**Given request:**
Which lines hold the word "Particolare"? Copy each of them from the material.

Saved entries:
** START **
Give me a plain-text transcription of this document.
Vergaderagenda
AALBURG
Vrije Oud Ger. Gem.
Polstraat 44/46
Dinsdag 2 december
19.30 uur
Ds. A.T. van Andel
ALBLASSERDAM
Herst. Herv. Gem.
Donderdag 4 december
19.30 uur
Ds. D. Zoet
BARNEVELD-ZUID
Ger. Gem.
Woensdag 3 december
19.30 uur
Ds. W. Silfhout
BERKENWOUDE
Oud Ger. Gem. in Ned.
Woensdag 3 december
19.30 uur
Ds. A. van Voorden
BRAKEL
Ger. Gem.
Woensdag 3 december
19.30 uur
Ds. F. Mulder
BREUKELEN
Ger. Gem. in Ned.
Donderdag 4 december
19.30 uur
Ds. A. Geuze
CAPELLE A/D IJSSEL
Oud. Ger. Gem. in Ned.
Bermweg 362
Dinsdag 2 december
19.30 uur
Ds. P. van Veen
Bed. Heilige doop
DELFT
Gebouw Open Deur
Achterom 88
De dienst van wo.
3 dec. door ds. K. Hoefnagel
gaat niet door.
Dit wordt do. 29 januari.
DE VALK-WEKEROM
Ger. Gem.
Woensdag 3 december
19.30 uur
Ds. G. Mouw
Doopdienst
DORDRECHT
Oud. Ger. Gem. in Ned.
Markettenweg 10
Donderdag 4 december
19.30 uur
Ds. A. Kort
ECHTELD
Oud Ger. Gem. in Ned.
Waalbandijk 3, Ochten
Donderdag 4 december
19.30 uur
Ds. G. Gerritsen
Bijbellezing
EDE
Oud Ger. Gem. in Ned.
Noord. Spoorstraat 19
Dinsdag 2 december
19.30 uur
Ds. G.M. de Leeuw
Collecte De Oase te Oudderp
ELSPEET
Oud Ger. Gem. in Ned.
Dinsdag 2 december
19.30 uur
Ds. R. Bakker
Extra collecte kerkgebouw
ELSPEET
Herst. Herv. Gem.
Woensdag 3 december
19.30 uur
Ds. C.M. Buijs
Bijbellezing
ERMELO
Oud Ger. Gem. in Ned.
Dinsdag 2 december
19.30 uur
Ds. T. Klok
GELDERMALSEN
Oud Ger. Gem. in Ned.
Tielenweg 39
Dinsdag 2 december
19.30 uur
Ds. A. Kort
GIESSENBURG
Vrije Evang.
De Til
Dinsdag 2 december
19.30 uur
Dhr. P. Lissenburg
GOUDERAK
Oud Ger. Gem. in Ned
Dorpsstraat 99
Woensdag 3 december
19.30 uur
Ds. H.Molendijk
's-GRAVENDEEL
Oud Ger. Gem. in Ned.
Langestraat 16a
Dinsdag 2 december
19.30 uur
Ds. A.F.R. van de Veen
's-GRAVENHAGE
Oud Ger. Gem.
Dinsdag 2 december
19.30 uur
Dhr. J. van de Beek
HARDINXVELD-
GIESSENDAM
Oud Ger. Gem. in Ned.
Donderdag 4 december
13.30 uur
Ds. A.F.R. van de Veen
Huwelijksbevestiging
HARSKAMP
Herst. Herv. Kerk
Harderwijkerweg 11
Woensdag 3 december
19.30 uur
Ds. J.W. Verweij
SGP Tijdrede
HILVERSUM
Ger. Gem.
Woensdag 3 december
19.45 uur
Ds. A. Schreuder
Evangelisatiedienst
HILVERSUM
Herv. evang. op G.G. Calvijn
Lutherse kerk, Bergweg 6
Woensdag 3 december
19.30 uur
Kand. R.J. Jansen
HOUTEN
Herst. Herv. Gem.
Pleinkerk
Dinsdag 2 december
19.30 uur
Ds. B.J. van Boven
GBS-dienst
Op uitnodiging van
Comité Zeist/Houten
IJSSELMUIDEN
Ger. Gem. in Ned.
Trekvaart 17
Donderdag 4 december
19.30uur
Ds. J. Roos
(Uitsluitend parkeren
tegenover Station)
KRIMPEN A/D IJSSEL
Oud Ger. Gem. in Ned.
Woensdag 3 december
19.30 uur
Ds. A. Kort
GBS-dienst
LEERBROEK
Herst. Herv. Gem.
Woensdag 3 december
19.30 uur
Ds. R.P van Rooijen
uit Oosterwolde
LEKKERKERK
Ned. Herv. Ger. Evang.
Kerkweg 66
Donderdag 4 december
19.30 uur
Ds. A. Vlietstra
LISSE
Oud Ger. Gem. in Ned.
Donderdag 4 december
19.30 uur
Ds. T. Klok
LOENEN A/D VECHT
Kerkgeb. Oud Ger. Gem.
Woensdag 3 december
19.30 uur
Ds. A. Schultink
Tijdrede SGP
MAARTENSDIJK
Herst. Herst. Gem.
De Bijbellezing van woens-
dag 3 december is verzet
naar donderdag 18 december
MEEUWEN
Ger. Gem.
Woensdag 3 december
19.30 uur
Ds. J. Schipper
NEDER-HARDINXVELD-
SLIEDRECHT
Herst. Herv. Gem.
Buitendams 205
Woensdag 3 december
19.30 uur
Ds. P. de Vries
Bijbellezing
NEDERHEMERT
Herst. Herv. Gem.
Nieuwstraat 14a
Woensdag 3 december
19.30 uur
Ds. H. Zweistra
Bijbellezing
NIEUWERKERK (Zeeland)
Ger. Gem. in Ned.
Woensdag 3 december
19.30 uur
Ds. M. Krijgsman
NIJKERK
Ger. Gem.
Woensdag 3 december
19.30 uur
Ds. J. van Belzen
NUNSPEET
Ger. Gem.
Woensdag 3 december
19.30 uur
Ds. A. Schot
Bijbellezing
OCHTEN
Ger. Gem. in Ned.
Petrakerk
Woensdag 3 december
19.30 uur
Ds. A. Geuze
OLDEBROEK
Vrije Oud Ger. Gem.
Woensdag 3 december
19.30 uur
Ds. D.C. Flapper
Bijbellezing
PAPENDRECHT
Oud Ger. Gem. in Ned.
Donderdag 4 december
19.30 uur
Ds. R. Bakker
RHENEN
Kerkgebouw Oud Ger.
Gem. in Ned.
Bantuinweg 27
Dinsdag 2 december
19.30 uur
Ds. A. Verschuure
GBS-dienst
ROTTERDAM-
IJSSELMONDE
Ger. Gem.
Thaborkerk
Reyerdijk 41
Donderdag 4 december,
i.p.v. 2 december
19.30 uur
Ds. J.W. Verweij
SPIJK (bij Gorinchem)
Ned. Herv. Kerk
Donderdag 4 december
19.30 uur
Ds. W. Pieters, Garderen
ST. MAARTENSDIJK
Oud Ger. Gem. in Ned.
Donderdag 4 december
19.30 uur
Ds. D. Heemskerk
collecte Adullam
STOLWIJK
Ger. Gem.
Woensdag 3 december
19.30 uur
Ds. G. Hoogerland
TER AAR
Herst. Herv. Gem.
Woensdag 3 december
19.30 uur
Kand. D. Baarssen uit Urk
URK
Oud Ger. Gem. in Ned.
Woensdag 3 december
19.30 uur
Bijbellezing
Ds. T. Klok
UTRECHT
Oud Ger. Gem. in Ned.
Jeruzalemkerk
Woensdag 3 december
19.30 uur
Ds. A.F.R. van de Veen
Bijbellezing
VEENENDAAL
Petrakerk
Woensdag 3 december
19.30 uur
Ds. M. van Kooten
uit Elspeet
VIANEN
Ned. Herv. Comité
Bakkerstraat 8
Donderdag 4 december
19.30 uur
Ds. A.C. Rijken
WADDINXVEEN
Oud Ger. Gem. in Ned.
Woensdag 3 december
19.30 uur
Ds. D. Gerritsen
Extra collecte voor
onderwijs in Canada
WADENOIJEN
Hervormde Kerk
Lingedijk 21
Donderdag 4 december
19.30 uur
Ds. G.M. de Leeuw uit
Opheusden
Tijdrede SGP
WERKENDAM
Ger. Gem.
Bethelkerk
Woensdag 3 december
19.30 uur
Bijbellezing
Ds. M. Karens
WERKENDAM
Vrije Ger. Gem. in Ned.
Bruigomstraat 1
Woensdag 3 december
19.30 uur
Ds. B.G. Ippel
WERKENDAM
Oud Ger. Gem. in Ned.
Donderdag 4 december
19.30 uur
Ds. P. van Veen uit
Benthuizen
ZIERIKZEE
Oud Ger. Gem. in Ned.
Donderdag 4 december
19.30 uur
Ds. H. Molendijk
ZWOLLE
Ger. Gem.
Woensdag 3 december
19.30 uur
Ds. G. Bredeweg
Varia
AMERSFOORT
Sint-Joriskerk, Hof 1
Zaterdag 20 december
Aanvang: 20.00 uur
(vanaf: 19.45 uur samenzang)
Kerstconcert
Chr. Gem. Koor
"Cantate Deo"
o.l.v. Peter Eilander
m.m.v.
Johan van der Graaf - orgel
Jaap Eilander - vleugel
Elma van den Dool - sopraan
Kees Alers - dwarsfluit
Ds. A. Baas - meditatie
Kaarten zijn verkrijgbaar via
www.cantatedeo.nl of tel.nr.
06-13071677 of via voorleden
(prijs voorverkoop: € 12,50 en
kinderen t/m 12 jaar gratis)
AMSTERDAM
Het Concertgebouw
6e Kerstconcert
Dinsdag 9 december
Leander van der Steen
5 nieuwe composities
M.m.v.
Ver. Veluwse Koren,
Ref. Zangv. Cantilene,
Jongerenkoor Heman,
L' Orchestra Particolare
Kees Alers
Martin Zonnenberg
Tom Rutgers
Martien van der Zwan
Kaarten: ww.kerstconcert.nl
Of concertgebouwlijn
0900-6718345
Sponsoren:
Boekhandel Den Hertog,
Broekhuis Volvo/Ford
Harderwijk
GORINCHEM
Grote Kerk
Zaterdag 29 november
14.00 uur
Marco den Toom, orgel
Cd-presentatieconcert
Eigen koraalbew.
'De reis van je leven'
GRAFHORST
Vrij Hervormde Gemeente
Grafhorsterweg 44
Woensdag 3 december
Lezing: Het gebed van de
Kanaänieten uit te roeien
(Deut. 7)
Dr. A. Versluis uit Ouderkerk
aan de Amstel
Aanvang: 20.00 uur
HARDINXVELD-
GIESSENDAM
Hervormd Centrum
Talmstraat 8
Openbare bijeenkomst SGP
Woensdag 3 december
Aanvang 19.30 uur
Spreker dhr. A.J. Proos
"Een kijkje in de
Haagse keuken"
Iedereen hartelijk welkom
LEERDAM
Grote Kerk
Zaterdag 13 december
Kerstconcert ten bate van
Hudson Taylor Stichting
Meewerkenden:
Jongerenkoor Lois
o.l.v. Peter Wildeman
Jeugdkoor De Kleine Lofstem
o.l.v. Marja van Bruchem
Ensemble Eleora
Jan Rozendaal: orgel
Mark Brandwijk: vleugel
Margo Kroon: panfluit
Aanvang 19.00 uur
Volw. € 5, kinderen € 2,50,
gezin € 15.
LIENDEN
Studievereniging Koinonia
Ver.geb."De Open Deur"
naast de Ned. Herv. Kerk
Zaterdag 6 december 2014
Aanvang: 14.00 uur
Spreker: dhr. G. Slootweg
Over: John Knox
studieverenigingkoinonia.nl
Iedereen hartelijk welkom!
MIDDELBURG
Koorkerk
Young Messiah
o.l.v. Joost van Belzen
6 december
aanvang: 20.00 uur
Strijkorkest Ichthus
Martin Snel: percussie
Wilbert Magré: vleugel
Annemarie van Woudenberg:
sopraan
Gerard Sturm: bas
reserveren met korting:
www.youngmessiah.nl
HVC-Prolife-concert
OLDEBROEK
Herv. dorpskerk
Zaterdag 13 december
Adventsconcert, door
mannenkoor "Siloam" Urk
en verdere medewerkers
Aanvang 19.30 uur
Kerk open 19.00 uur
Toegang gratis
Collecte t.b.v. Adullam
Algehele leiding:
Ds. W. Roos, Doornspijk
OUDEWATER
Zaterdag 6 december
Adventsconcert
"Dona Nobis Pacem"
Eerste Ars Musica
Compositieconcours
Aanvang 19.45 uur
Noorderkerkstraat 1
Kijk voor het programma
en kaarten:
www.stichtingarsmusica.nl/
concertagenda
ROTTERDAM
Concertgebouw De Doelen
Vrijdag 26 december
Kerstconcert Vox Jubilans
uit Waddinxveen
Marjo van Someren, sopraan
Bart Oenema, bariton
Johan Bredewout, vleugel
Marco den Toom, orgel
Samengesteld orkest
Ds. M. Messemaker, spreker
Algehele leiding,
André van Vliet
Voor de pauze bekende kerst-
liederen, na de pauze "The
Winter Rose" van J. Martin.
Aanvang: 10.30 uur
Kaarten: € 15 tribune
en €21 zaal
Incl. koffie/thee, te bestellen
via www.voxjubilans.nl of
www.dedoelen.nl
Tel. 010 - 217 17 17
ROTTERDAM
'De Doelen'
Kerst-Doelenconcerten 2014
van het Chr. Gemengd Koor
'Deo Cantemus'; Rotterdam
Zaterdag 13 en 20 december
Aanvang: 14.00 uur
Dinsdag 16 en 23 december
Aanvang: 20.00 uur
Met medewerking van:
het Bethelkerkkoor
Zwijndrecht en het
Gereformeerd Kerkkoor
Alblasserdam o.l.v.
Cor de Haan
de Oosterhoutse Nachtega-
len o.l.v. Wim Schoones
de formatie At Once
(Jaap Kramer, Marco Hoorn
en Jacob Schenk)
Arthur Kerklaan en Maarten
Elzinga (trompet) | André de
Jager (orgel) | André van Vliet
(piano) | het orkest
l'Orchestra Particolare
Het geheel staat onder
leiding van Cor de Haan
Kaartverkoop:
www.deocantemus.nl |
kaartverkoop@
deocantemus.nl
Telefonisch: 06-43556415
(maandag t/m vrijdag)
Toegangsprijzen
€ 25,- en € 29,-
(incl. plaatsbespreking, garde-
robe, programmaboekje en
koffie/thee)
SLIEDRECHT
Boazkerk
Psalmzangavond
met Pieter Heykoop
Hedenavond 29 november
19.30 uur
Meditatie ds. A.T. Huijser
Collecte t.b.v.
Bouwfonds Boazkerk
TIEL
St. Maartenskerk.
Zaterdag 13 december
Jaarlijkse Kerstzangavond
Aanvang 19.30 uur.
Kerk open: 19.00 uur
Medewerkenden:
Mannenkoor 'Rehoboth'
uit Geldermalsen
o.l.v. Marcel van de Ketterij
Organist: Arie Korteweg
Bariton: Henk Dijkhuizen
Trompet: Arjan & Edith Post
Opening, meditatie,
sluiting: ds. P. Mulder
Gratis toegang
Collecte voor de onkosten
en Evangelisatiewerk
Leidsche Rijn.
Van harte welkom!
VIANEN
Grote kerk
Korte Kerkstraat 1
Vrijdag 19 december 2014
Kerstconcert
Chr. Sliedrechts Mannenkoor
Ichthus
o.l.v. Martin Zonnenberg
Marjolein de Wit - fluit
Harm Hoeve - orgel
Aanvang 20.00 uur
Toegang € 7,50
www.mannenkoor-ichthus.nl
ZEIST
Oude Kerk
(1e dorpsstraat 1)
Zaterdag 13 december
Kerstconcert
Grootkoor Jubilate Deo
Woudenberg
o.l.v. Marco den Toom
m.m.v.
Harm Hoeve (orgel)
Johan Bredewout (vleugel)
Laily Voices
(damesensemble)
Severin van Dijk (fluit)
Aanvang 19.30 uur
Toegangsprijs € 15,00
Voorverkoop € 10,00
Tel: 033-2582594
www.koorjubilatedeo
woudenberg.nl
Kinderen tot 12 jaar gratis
** END **
**Exercise output:**
L' Orchestra Particolare
l'Orchestra Particolare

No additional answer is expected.